■ **Requirements**
Please print exactly the lines running from the one that contains "Reverse-engineer this chart into JSON." to the end of the data, with both lines included.

□ □ □ □ □ □ □

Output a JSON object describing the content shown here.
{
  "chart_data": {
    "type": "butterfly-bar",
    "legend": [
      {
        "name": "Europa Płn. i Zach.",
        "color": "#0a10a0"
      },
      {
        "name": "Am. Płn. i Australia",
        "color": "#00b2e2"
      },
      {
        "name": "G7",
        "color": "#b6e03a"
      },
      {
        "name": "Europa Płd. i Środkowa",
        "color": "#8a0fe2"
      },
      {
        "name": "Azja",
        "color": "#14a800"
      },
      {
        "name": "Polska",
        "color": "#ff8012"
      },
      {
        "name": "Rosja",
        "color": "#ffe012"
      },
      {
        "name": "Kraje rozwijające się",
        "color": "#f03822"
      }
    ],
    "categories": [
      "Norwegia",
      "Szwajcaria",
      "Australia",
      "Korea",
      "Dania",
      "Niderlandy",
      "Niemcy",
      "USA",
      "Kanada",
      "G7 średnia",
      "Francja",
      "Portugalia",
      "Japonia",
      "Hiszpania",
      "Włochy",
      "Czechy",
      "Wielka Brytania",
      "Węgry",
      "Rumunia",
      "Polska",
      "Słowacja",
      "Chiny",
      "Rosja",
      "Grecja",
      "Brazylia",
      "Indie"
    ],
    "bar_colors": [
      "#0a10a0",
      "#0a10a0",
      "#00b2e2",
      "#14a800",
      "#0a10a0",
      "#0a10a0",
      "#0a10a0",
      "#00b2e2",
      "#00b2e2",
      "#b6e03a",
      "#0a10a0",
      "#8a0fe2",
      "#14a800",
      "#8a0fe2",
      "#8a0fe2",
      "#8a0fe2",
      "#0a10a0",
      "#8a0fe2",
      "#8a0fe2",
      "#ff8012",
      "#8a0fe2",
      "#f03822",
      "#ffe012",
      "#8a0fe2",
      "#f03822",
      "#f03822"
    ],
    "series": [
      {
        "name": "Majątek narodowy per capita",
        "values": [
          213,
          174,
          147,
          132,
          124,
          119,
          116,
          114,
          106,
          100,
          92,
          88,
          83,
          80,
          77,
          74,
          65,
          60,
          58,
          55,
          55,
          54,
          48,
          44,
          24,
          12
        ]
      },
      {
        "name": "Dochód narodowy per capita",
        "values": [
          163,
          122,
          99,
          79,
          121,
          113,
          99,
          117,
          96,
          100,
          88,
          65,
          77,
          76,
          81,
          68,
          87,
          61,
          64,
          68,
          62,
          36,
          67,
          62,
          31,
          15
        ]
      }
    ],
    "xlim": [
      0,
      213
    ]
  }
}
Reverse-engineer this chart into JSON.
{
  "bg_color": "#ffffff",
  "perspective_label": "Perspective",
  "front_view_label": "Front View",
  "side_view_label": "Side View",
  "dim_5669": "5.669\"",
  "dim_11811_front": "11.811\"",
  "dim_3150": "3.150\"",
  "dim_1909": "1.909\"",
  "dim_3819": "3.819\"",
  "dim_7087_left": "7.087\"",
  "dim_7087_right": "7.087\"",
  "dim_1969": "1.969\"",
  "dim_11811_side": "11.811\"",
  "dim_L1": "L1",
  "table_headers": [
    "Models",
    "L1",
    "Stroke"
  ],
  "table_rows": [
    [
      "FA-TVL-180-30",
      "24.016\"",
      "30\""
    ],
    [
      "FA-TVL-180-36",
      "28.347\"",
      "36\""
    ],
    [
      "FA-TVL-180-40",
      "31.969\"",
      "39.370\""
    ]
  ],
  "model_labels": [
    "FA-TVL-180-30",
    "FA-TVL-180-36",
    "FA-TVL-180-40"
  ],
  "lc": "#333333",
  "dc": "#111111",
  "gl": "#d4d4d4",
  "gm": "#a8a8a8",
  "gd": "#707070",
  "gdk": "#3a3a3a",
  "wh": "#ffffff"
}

□ □ □ □ □ □ □

■ **Task solution**
Reverse-engineer this chart into JSON.
{
  "bg_color": "#ffffff",
  "perspective_label": "Perspective",
  "front_view_label": "Front View",
  "side_view_label": "Side View",
  "dim_5669": "5.669\"",
  "dim_11811_front": "11.811\"",
  "dim_3150": "3.150\"",
  "dim_1909": "1.909\"",
  "dim_3819": "3.819\"",
  "dim_7087_left": "7.087\"",
  "dim_7087_right": "7.087\"",
  "dim_1969": "1.969\"",
  "dim_11811_side": "11.811\"",
  "dim_L1": "L1",
  "table_headers": [
    "Models",
    "L1",
    "Stroke"
  ],
  "table_rows": [
    [
      "FA-TVL-180-30",
      "24.016\"",
      "30\""
    ],
    [
      "FA-TVL-180-36",
      "28.347\"",
      "36\""
    ],
    [
      "FA-TVL-180-40",
      "31.969\"",
      "39.370\""
    ]
  ],
  "model_labels": [
    "FA-TVL-180-30",
    "FA-TVL-180-36",
    "FA-TVL-180-40"
  ],
  "lc": "#333333",
  "dc": "#111111",
  "gl": "#d4d4d4",
  "gm": "#a8a8a8",
  "gd": "#707070",
  "gdk": "#3a3a3a",
  "wh": "#ffffff"
}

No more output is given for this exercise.